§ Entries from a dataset
━━━━━━━━━━━━━━━━━━━━

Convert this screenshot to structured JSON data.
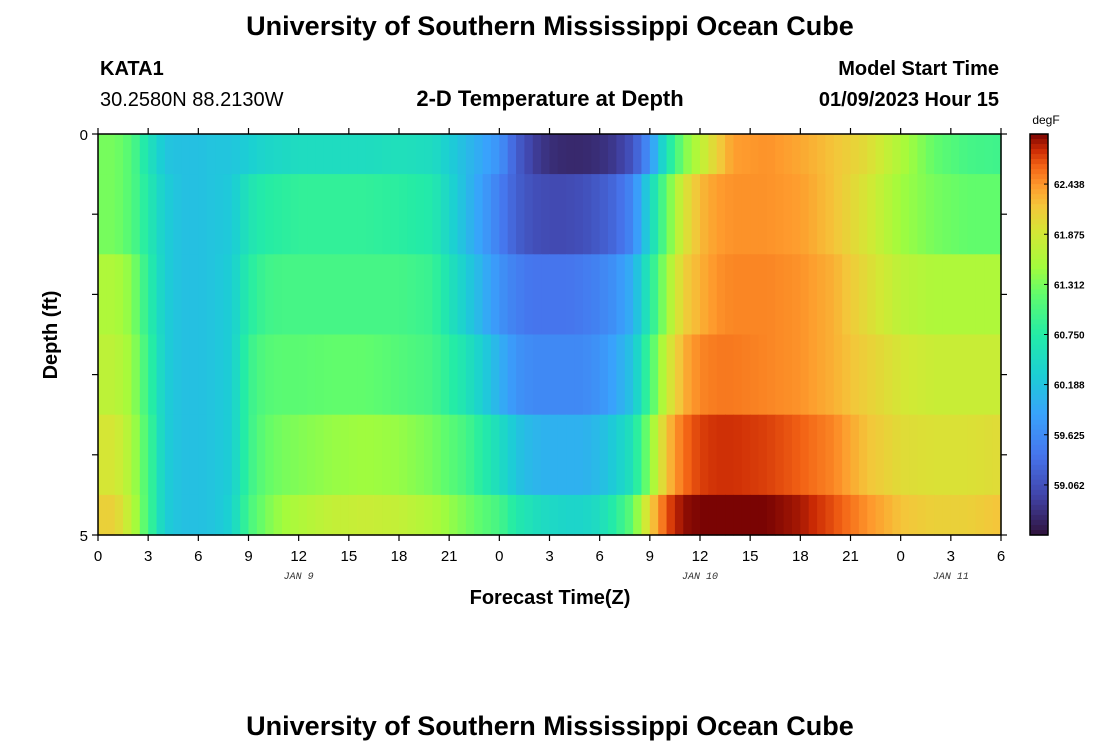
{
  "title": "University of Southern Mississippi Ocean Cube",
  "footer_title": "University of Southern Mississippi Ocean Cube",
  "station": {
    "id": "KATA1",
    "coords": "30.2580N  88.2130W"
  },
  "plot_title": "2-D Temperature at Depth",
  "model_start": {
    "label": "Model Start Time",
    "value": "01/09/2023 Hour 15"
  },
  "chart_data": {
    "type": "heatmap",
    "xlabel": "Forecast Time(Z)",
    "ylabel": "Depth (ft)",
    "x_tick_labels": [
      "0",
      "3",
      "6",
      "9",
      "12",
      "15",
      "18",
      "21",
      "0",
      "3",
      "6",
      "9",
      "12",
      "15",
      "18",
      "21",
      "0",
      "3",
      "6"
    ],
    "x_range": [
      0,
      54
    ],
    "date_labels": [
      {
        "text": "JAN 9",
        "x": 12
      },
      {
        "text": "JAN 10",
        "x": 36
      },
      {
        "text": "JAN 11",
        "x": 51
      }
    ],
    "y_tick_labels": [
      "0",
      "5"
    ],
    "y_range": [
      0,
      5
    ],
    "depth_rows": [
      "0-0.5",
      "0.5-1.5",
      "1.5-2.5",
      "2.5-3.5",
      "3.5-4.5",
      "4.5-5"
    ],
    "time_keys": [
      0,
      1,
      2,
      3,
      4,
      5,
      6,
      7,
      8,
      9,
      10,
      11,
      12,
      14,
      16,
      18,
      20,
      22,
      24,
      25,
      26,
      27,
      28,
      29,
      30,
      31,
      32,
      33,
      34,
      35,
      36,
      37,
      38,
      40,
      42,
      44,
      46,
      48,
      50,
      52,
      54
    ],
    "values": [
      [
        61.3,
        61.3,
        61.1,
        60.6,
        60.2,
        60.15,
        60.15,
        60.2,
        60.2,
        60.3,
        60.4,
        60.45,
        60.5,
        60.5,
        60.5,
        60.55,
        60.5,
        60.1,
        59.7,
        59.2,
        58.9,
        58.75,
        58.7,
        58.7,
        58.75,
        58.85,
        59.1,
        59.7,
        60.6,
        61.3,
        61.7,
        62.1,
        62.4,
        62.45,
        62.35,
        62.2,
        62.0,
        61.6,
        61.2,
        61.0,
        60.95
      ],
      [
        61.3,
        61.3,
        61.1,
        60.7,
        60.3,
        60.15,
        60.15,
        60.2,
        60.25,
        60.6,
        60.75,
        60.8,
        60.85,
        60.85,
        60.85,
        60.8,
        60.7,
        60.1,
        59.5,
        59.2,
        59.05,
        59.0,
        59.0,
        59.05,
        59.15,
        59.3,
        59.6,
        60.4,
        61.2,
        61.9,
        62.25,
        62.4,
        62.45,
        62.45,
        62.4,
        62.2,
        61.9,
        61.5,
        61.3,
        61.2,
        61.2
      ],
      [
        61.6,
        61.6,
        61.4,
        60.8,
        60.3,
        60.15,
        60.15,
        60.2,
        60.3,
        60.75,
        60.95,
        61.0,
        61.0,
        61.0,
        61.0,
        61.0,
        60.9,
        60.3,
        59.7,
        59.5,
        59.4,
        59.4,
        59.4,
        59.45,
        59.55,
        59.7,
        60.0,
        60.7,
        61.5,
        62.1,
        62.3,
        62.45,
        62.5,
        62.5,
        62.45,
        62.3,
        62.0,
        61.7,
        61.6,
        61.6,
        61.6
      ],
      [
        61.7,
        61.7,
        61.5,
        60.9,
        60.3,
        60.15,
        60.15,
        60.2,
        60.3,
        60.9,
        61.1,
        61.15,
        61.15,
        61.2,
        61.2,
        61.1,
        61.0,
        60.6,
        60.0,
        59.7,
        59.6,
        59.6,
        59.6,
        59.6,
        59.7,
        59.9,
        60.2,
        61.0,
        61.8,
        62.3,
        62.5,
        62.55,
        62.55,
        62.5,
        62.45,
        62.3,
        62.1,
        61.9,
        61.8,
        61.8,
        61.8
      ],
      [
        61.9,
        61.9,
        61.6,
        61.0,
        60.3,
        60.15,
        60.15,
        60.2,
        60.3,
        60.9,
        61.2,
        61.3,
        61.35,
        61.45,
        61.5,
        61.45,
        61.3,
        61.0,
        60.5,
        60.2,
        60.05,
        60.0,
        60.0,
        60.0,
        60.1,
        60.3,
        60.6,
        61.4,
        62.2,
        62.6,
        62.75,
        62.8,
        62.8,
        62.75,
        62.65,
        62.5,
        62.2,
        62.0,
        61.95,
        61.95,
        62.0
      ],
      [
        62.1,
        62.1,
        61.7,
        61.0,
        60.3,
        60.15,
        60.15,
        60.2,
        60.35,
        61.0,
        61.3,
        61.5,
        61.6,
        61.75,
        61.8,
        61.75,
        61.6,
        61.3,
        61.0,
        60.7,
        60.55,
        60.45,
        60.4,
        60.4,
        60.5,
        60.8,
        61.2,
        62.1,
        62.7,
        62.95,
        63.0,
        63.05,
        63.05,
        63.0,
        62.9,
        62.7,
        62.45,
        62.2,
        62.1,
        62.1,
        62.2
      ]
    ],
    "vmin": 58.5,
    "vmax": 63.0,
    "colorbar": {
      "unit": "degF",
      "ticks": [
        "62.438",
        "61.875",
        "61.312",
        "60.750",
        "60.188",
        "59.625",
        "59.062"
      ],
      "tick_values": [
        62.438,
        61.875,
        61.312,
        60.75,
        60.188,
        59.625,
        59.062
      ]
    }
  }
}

━━━━━━━━━━━━━━━━━━━━

§ AIM OF THE EXERCISE
Transcribe all the lines above exactly, apart from the pictures.

§ SOLUTION FOR THIS PROBLEM
Convert this screenshot to structured JSON data.
{
  "title": "University of Southern Mississippi Ocean Cube",
  "footer_title": "University of Southern Mississippi Ocean Cube",
  "station": {
    "id": "KATA1",
    "coords": "30.2580N  88.2130W"
  },
  "plot_title": "2-D Temperature at Depth",
  "model_start": {
    "label": "Model Start Time",
    "value": "01/09/2023 Hour 15"
  },
  "chart_data": {
    "type": "heatmap",
    "xlabel": "Forecast Time(Z)",
    "ylabel": "Depth (ft)",
    "x_tick_labels": [
      "0",
      "3",
      "6",
      "9",
      "12",
      "15",
      "18",
      "21",
      "0",
      "3",
      "6",
      "9",
      "12",
      "15",
      "18",
      "21",
      "0",
      "3",
      "6"
    ],
    "x_range": [
      0,
      54
    ],
    "date_labels": [
      {
        "text": "JAN 9",
        "x": 12
      },
      {
        "text": "JAN 10",
        "x": 36
      },
      {
        "text": "JAN 11",
        "x": 51
      }
    ],
    "y_tick_labels": [
      "0",
      "5"
    ],
    "y_range": [
      0,
      5
    ],
    "depth_rows": [
      "0-0.5",
      "0.5-1.5",
      "1.5-2.5",
      "2.5-3.5",
      "3.5-4.5",
      "4.5-5"
    ],
    "time_keys": [
      0,
      1,
      2,
      3,
      4,
      5,
      6,
      7,
      8,
      9,
      10,
      11,
      12,
      14,
      16,
      18,
      20,
      22,
      24,
      25,
      26,
      27,
      28,
      29,
      30,
      31,
      32,
      33,
      34,
      35,
      36,
      37,
      38,
      40,
      42,
      44,
      46,
      48,
      50,
      52,
      54
    ],
    "values": [
      [
        61.3,
        61.3,
        61.1,
        60.6,
        60.2,
        60.15,
        60.15,
        60.2,
        60.2,
        60.3,
        60.4,
        60.45,
        60.5,
        60.5,
        60.5,
        60.55,
        60.5,
        60.1,
        59.7,
        59.2,
        58.9,
        58.75,
        58.7,
        58.7,
        58.75,
        58.85,
        59.1,
        59.7,
        60.6,
        61.3,
        61.7,
        62.1,
        62.4,
        62.45,
        62.35,
        62.2,
        62.0,
        61.6,
        61.2,
        61.0,
        60.95
      ],
      [
        61.3,
        61.3,
        61.1,
        60.7,
        60.3,
        60.15,
        60.15,
        60.2,
        60.25,
        60.6,
        60.75,
        60.8,
        60.85,
        60.85,
        60.85,
        60.8,
        60.7,
        60.1,
        59.5,
        59.2,
        59.05,
        59.0,
        59.0,
        59.05,
        59.15,
        59.3,
        59.6,
        60.4,
        61.2,
        61.9,
        62.25,
        62.4,
        62.45,
        62.45,
        62.4,
        62.2,
        61.9,
        61.5,
        61.3,
        61.2,
        61.2
      ],
      [
        61.6,
        61.6,
        61.4,
        60.8,
        60.3,
        60.15,
        60.15,
        60.2,
        60.3,
        60.75,
        60.95,
        61.0,
        61.0,
        61.0,
        61.0,
        61.0,
        60.9,
        60.3,
        59.7,
        59.5,
        59.4,
        59.4,
        59.4,
        59.45,
        59.55,
        59.7,
        60.0,
        60.7,
        61.5,
        62.1,
        62.3,
        62.45,
        62.5,
        62.5,
        62.45,
        62.3,
        62.0,
        61.7,
        61.6,
        61.6,
        61.6
      ],
      [
        61.7,
        61.7,
        61.5,
        60.9,
        60.3,
        60.15,
        60.15,
        60.2,
        60.3,
        60.9,
        61.1,
        61.15,
        61.15,
        61.2,
        61.2,
        61.1,
        61.0,
        60.6,
        60.0,
        59.7,
        59.6,
        59.6,
        59.6,
        59.6,
        59.7,
        59.9,
        60.2,
        61.0,
        61.8,
        62.3,
        62.5,
        62.55,
        62.55,
        62.5,
        62.45,
        62.3,
        62.1,
        61.9,
        61.8,
        61.8,
        61.8
      ],
      [
        61.9,
        61.9,
        61.6,
        61.0,
        60.3,
        60.15,
        60.15,
        60.2,
        60.3,
        60.9,
        61.2,
        61.3,
        61.35,
        61.45,
        61.5,
        61.45,
        61.3,
        61.0,
        60.5,
        60.2,
        60.05,
        60.0,
        60.0,
        60.0,
        60.1,
        60.3,
        60.6,
        61.4,
        62.2,
        62.6,
        62.75,
        62.8,
        62.8,
        62.75,
        62.65,
        62.5,
        62.2,
        62.0,
        61.95,
        61.95,
        62.0
      ],
      [
        62.1,
        62.1,
        61.7,
        61.0,
        60.3,
        60.15,
        60.15,
        60.2,
        60.35,
        61.0,
        61.3,
        61.5,
        61.6,
        61.75,
        61.8,
        61.75,
        61.6,
        61.3,
        61.0,
        60.7,
        60.55,
        60.45,
        60.4,
        60.4,
        60.5,
        60.8,
        61.2,
        62.1,
        62.7,
        62.95,
        63.0,
        63.05,
        63.05,
        63.0,
        62.9,
        62.7,
        62.45,
        62.2,
        62.1,
        62.1,
        62.2
      ]
    ],
    "vmin": 58.5,
    "vmax": 63.0,
    "colorbar": {
      "unit": "degF",
      "ticks": [
        "62.438",
        "61.875",
        "61.312",
        "60.750",
        "60.188",
        "59.625",
        "59.062"
      ],
      "tick_values": [
        62.438,
        61.875,
        61.312,
        60.75,
        60.188,
        59.625,
        59.062
      ]
    }
  }
}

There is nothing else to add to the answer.